[GOAL OF THE EXERCISE] Find each line holding the word "棕熊的故事" and give the number of such lines, nothing else.
┄┄┄┄┄┄┄┄┄┄
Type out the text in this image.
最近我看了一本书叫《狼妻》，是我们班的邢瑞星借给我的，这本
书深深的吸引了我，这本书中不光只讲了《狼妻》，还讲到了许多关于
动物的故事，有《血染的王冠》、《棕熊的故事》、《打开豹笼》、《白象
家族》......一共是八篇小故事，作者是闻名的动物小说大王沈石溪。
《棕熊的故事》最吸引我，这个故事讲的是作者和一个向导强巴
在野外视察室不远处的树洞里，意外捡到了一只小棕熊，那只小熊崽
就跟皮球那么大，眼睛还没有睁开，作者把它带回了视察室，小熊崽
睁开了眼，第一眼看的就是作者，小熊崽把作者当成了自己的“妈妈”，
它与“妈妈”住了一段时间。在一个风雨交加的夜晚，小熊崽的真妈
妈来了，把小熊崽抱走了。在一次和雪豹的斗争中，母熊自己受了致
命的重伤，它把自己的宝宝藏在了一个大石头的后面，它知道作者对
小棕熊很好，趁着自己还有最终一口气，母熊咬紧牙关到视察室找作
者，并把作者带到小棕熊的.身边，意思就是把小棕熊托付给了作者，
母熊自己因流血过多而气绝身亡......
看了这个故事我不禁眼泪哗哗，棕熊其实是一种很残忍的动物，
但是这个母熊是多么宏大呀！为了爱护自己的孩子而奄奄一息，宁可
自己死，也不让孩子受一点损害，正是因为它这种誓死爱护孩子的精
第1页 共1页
┄┄┄┄┄┄┄┄┄┄
[COMPLETED EXERCISE] 2